--- Begin Recorded information ---

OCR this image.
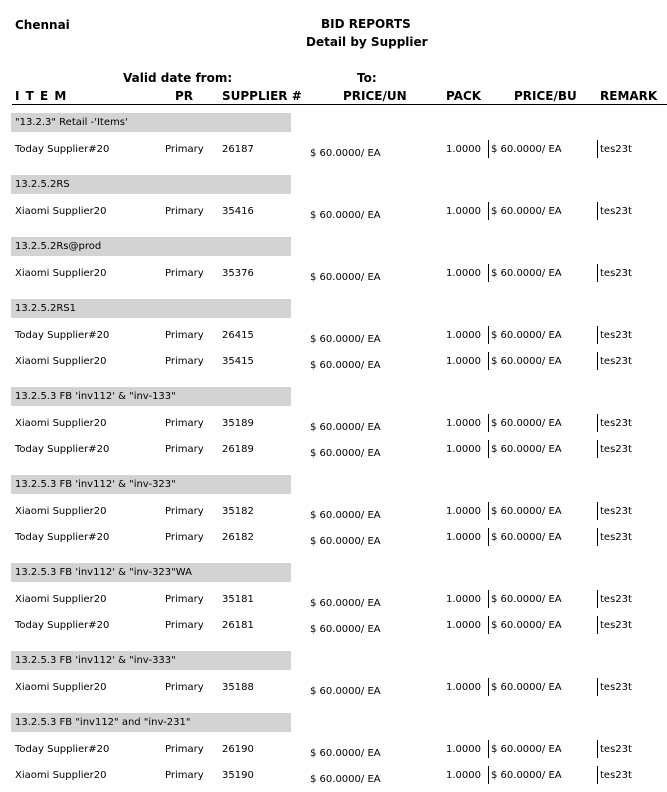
Chennai	BID REPORTS
Detail by Supplier
Valid date from:	To:
I T E M	PR SUPPLIER #	PRICE/UN	PACK	PRICE/BU REMARK
"13.2.3" Retail -'Items'
Today Supplier#20	Primary 26187	$ 60.0000/ EA	1.0000 $ 60.0000/ EA	tes23t
13.2.5.2RS
Xiaomi Supplier20	Primary 35416	$ 60.0000/ EA	1.0000 $ 60.0000/ EA	tes23t
13.2.5.2Rs@prod
Xiaomi Supplier20	Primary 35376	$ 60.0000/ EA	1.0000 $ 60.0000/ EA	tes23t
13.2.5.2RS1
Today Supplier#20	Primary 26415	$ 60.0000/ EA	1.0000 $ 60.0000/ EA	tes23t
Xiaomi Supplier20	Primary 35415	$ 60.0000/ EA	1.0000 $ 60.0000/ EA	tes23t
13.2.5.3 FB 'inv112' & "inv-133"
Xiaomi Supplier20	Primary 35189	$ 60.0000/ EA	1.0000 $ 60.0000/ EA	tes23t
Today Supplier#20	Primary 26189	$ 60.0000/ EA	1.0000 $ 60.0000/ EA	tes23t
13.2.5.3 FB 'inv112' & "inv-323"
Xiaomi Supplier20	Primary 35182	$ 60.0000/ EA	1.0000 $ 60.0000/ EA	tes23t
Today Supplier#20	Primary 26182	$ 60.0000/ EA	1.0000 $ 60.0000/ EA	tes23t
13.2.5.3 FB 'inv112' & "inv-323"WA
Xiaomi Supplier20	Primary 35181	$ 60.0000/ EA	1.0000 $ 60.0000/ EA	tes23t
Today Supplier#20	Primary 26181	$ 60.0000/ EA	1.0000 $ 60.0000/ EA	tes23t
13.2.5.3 FB 'inv112' & "inv-333"
Xiaomi Supplier20	Primary 35188	$ 60.0000/ EA	1.0000 $ 60.0000/ EA	tes23t
13.2.5.3 FB "inv112" and "inv-231"
Today Supplier#20	Primary 26190	$ 60.0000/ EA	1.0000 $ 60.0000/ EA	tes23t
Xiaomi Supplier20	Primary 35190	$ 60.0000/ EA	1.0000 $ 60.0000/ EA	tes23t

--- End Recorded information ---

# What to do:
Drop the pictures and reproduce the rest of the entries above exactly.

# Response to this task:
OCR this image.
Chennai	BID REPORTS
Detail by Supplier
Valid date from:	To:
I T E M	PR SUPPLIER #	PRICE/UN	PACK	PRICE/BU REMARK
"13.2.3" Retail -'Items'
Today Supplier#20	Primary 26187	$ 60.0000/ EA	1.0000 $ 60.0000/ EA	tes23t
13.2.5.2RS
Xiaomi Supplier20	Primary 35416	$ 60.0000/ EA	1.0000 $ 60.0000/ EA	tes23t
13.2.5.2Rs@prod
Xiaomi Supplier20	Primary 35376	$ 60.0000/ EA	1.0000 $ 60.0000/ EA	tes23t
13.2.5.2RS1
Today Supplier#20	Primary 26415	$ 60.0000/ EA	1.0000 $ 60.0000/ EA	tes23t
Xiaomi Supplier20	Primary 35415	$ 60.0000/ EA	1.0000 $ 60.0000/ EA	tes23t
13.2.5.3 FB 'inv112' & "inv-133"
Xiaomi Supplier20	Primary 35189	$ 60.0000/ EA	1.0000 $ 60.0000/ EA	tes23t
Today Supplier#20	Primary 26189	$ 60.0000/ EA	1.0000 $ 60.0000/ EA	tes23t
13.2.5.3 FB 'inv112' & "inv-323"
Xiaomi Supplier20	Primary 35182	$ 60.0000/ EA	1.0000 $ 60.0000/ EA	tes23t
Today Supplier#20	Primary 26182	$ 60.0000/ EA	1.0000 $ 60.0000/ EA	tes23t
13.2.5.3 FB 'inv112' & "inv-323"WA
Xiaomi Supplier20	Primary 35181	$ 60.0000/ EA	1.0000 $ 60.0000/ EA	tes23t
Today Supplier#20	Primary 26181	$ 60.0000/ EA	1.0000 $ 60.0000/ EA	tes23t
13.2.5.3 FB 'inv112' & "inv-333"
Xiaomi Supplier20	Primary 35188	$ 60.0000/ EA	1.0000 $ 60.0000/ EA	tes23t
13.2.5.3 FB "inv112" and "inv-231"
Today Supplier#20	Primary 26190	$ 60.0000/ EA	1.0000 $ 60.0000/ EA	tes23t
Xiaomi Supplier20	Primary 35190	$ 60.0000/ EA	1.0000 $ 60.0000/ EA	tes23t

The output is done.